[Start of Attachment]
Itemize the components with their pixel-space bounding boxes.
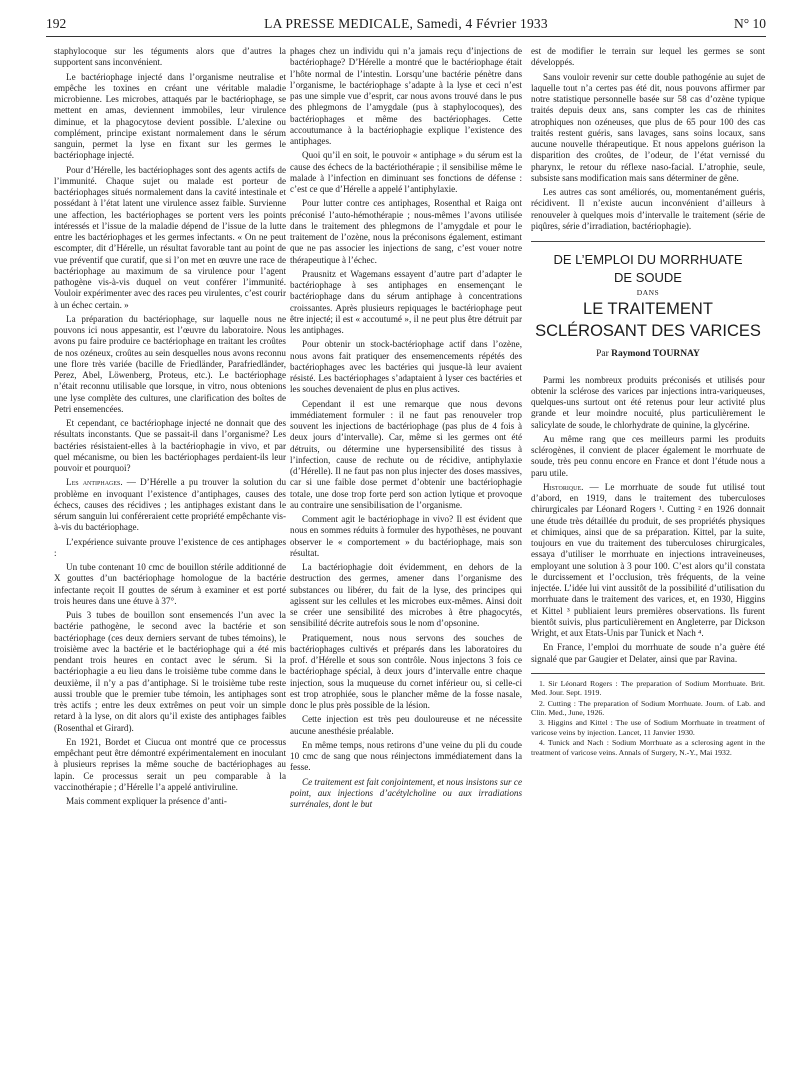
footnote: 4. Tunick and Nach : Sodium Morrhuate as a sclerosing agent in the treatment of varicose veins. Annals of Surgery, N.-Y., Mai 1932. <box>531 738 765 757</box>
paragraph <box>54 477 286 533</box>
paragraph: est de modifier le terrain sur lequel les germes se sont développés. <box>531 46 765 68</box>
paragraph: En même temps, nous retirons d’une veine du pli du coude 10 cmc de sang que nous réinjectons immédiatement dans la fesse. <box>290 739 522 773</box>
paragraph: Parmi les nombreux produits préconisés et utilisés pour obtenir la sclérose des varices par injections intra-variqueuses, quelques-uns surtout ont été retenus pour leur activité plus grande et leur moindre nocuité, plus particulièrement le salicylate de soude, le chlorhydrate de quinine, la glycérine. <box>531 374 765 430</box>
page-header <box>46 14 766 37</box>
paragraph: phages chez un individu qui n’a jamais reçu d’injections de bactériophage? D’Hérelle a montré que le bactériophage était l’hôte normal de l’intestin. Lorsqu’une bactérie pénètre dans l’organisme, le bactériophage s’adapte à la lyse et ceci n’est pas une simple vue d’esprit, car nous avons trouvé dans le pus des phlegmons de l’amygdale (pus à staphylocoques), des bactériophages et même des bactériophages. Cette accoutumance à la bactériophagie explique l’existence des antiphages. <box>290 46 522 146</box>
paragraph: Un tube contenant 10 cmc de bouillon stérile additionné de X gouttes d’un bactériophage homologue de la bactérie infectante reçoit II gouttes de sérum à examiner et est porté trois heures dans une étuve à 37°. <box>54 562 286 606</box>
section-head: Les antiphages. <box>66 477 123 488</box>
paragraph: Cette injection est très peu douloureuse et ne nécessite aucune anesthésie préalable. <box>290 714 522 736</box>
paragraph: Pour obtenir un stock-bactériophage actif dans l’ozène, nous avons fait pratiquer des ensemencements répétés des bactériophages avec les bactéries qui jusque-là leur avaient résisté. Les bactériophages s’adaptaient à lyser ces bactéries et les souches devenaient de plus en plus actives. <box>290 339 522 395</box>
paragraph: En 1921, Bordet et Ciucua ont montré que ce processus empêchant peut être démontré expérimentalement en inoculant à plusieurs reprises la même souche de bactériophages au lapin. Ce processus serait un peu comparable à la vaccinothérapie ; d’Hérelle l’a appelé antiviruline. <box>54 736 286 792</box>
author-prefix: Par <box>596 349 609 360</box>
footnotes <box>531 673 765 757</box>
column-right <box>531 46 765 1076</box>
footnote: 2. Cutting : The preparation of Sodium Morrhuate. Journ. of Lab. and Clin. Med., June, 1926. <box>531 698 765 717</box>
title-line: LE TRAITEMENT <box>583 300 713 319</box>
paragraph-text: — D’Hérelle a pu trouver la solution du problème en invoquant l’existence d’antiphages, causes des échecs, causes des récidives ; les antiphages existant dans le sérum sanguin lui conféreraient cette propriété empêchante vis-à-vis du bactériophage. <box>54 477 286 533</box>
paragraph: Pour lutter contre ces antiphages, Rosenthal et Raiga ont préconisé l’auto-hémothérapie ; nous-mêmes l’avons utilisée dans le traitement des phlegmons de l’amygdale et pour le traitement de l’ozène, nous la préconisons également, estimant que ne pas associer les injections de sang, c’est vouer notre thérapeutique à l’échec. <box>290 198 522 265</box>
paragraph: Prausnitz et Wagemans essayent d’autre part d’adapter le bactériophage à ses antiphages en ensemençant le bactériophage dans du sérum antiphage à concentrations croissantes. Après plusieurs repiquages le bactériophage peut être injecté; il est « accoutumé », il ne peut plus être détruit par les antiphages. <box>290 268 522 335</box>
paragraph: Ce traitement est fait conjointement, et nous insistons sur ce point, aux injections d’acétylcholine ou aux irradiations surrénales, dont le but <box>290 776 522 809</box>
footnote: 3. Higgins and Kittel : The use of Sodium Morrhuate in treatment of varicose veins by injection. Lancet, 11 Janvier 1930. <box>531 718 765 737</box>
paragraph: Mais comment expliquer la présence d’anti- <box>66 796 227 806</box>
page-number: 192 <box>46 16 67 31</box>
author-name: Raymond TOURNAY <box>611 349 700 360</box>
issue-number: N° 10 <box>733 16 766 31</box>
paragraph: staphylocoque sur les téguments alors que d’autres la supportent sans inconvénient. <box>54 46 286 68</box>
title-line: SCLÉROSANT DES VARICES <box>535 322 761 341</box>
paragraph: Les autres cas sont améliorés, ou, momentanément guéris, récidivent. Il n’existe aucun inconvénient d’ailleurs à renouveler à quelques mois d’intervalle le traitement (série de piqûres, série d’irradiation, bactériophagie). <box>531 187 765 231</box>
paragraph: Le bactériophage injecté dans l’organisme neutralise et empêche les toxines en créant une véritable maladie microbienne. Les microbes, attaqués par le bactériophage, se mettent en amas, deviennent immobiles, leur virulence diminue, et la phagocytose devient possible. L’alexine ou complément, principe existant normalement dans le sérum sanguin, permet la lyse en fixant sur les germes le bactériophage injecté. <box>54 71 286 161</box>
journal-title: LA PRESSE MEDICALE, Samedi, 4 Février 1933 <box>264 16 548 31</box>
paragraph: Pratiquement, nous nous servons des souches de bactériophages cultivés et préparés dans les laboratoires du prof. d’Hérelle et sous son contrôle. Nous injectons 3 fois ce bactériophage spécial, à deux jours d’intervalle entre chaque injection, sous la muqueuse du cornet inférieur ou, si celle-ci est trop atrophiée, sous le plancher même de la fosse nasale, donc le plus près possible de la lésion. <box>290 632 522 710</box>
paragraph: Comment agit le bactériophage in vivo? Il est évident que nous en sommes réduits à formuler des hypothèses, ne pouvant observer le « comportement » du bactériophage, mais son résultat. <box>290 514 522 558</box>
paragraph: Sans vouloir revenir sur cette double pathogénie au sujet de laquelle tout n’a certes pas été dit, nous pouvons affirmer par notre statistique personnelle basée sur 58 cas d’ozène typique traités depuis deux ans, sans compter les cas de rhinites atrophiques non ozéneuses, que plus de 65 pour 100 des cas traités restent guéris, sans lavages, sans soins locaux, sans aucune nouvelle thérapeutique. Et nous appelons guérison la disparition des croûtes, de l’odeur, de l’état vernissé du pharynx, le retour du réflexe naso-facial. L’atrophie, seule, subsiste sans modification mais sans déterminer de gêne. <box>531 71 765 183</box>
article-title <box>531 252 765 342</box>
section-head: Historique. <box>543 481 584 492</box>
paragraph: Quoi qu’il en soit, le pouvoir « antiphage » du sérum est la cause des échecs de la bactériothérapie ; il sensibilise même le malade à l’infection en diminuant ses fonctions de défense : c’est ce que d’Hérelle a appelé l’antiphylaxie. <box>290 150 522 194</box>
article-divider <box>531 241 765 242</box>
paragraph <box>531 482 765 640</box>
paragraph-text: — Le morrhuate de soude fut utilisé tout d’abord, en 1919, dans le traitement des tuberculoses chirurgicales par Léonard Rogers ¹. Cutting ² en 1926 donnait une étude très détaillée du produit, de ses propriétés physiques et chimiques, ainsi que de sa préparation. Kittel, par la suite, toujours en vue du traitement des tuberculoses chirurgicales, essaya d’utiliser le morrhuate en injections intraveineuses, employant une solution à 3 pour 100. C’est alors qu’il constata le durcissement et l’occlusion, très fréquents, de la veine injectée. L’idée lui vint aussitôt de la possibilité d’utilisation du morrhuate dans le traitement des varices, et, en 1930, Higgins et Kittel ³ publiaient leurs premières observations. Ils furent bientôt suivis, plus particulièrement en Angleterre, par Dickson Wright, et aux Etats-Unis par Tunick et Nach ⁴. <box>531 481 765 638</box>
paragraph: En France, l’emploi du morrhuate de soude n’a guère été signalé que par Gaugier et Delater, ainsi que par Ravina. <box>531 642 765 664</box>
column-left <box>54 46 286 1076</box>
paragraph: Puis 3 tubes de bouillon sont ensemencés l’un avec la bactérie pathogène, le second avec la bactérie et son bactériophage (ces deux derniers servant de tubes témoins), le troisième avec la bactérie et le bactériophage qui a été mis pendant trois heures en contact avec le sérum. Si la bactériophagie a eu lieu dans le troisième tube comme dans le deuxième, il n’y a pas d’antiphage. Si le troisième tube reste aussi trouble que le premier tube témoin, les antiphages sont très actifs ; entre les deux extrêmes on peut voir un simple retard à la lyse, on dit alors qu’il existe des antiphages faibles (Rosenthal et Girard). <box>54 610 286 733</box>
paragraph: Pour d’Hérelle, les bactériophages sont des agents actifs de l’immunité. Chaque sujet ou malade est porteur de bactériophages situés normalement dans la cavité intestinale et possédant à l’état latent une virulence assez faible. Survienne une affection, les bactériophages se portent vers les points intéressés et l’issue de la maladie dépend de l’issue de la lutte entre les bactériophages et les germes infectants. « On ne peut escompter, dit d’Hérelle, un résultat favorable tant au point de vue préventif que curatif, que si l’on met en œuvre une race de bactériophage au maximum de sa virulence pour l’agent pathogène vis-à-vis duquel on veut conférer l’immunité. Vouloir expérimenter avec des races peu virulentes, c’est courir à un échec certain. » <box>54 164 286 310</box>
paragraph: La bactériophagie doit évidemment, en dehors de la destruction des germes, amener dans l’organisme des substances ou libérer, du fait de la lyse, des principes qui agissent sur les cellules et les microbes eux-mêmes. Ainsi doit se créer une sensibilité des microbes à être phagocytés, sensibilité décrite autrefois sous le nom d’opsonine. <box>290 562 522 629</box>
title-line: DE SOUDE <box>614 270 682 285</box>
paragraph: Cependant il est une remarque que nous devons immédiatement formuler : il ne faut pas renouveler trop souvent les injections de bactériophage (pas plus de 4 fois à deux jours d’intervalle). Car, même si les germes ont été détruits, ou détermine une hypersensibilité des tissus à l’infection, cause de rechute ou de récidive, antiphylaxie (d’Hérelle). Il ne faut pas non plus injecter des doses massives, car si une faible dose permet d’obtenir une bactériophagie totale, une dose trop forte perd son action lytique et provoque au contraire une sensibilisation de l’organisme. <box>290 398 522 510</box>
footnote: 1. Sir Léonard Rogers : The preparation of Sodium Morrhuate. Brit. Med. Jour. Sept. 1919. <box>531 678 765 698</box>
article-author <box>531 349 765 360</box>
paragraph: La préparation du bactériophage, sur laquelle nous ne pouvons ici nous appesantir, est l’œuvre du laboratoire. Nous avons pu faire produire ce bactériophage en traitant les croûtes de nos ozéneux, croûtes au sein desquelles nous avons reconnu une flore très variée (bacille de Friedländer, Parafriedländer, Perez, Abel, Löwenberg, Proteus, etc.). Le bactériophage n’était reconnu utilisable que lorsque, in vitro, nous obtenions une lyse complète des cultures, une clarification des boîtes de Petri ensemencées. <box>54 313 286 414</box>
column-middle <box>290 46 522 1076</box>
paragraph: L’expérience suivante prouve l’existence de ces antiphages : <box>54 536 286 558</box>
title-connector: DANS <box>636 288 660 297</box>
paragraph: Au même rang que ces meilleurs parmi les produits sclérogènes, il convient de placer également le morrhuate de soude, très peu connu encore en France et dont l’étude nous a paru utile. <box>531 433 765 478</box>
paragraph: Et cependant, ce bactériophage injecté ne donnait que des résultats inconstants. Que se passait-il dans l’organisme? Les bactéries résistaient-elles à la bactériophagie in vivo, et par quel mécanisme, ou bien les bactériophages perdaient-ils leur pouvoir et pourquoi? <box>54 418 286 473</box>
title-line: DE L’EMPLOI DU MORRHUATE <box>553 252 743 267</box>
[End of Attachment]
Exercise description -> Give only the count of lines in this material that contain the string "author".

Exercise solution -> 3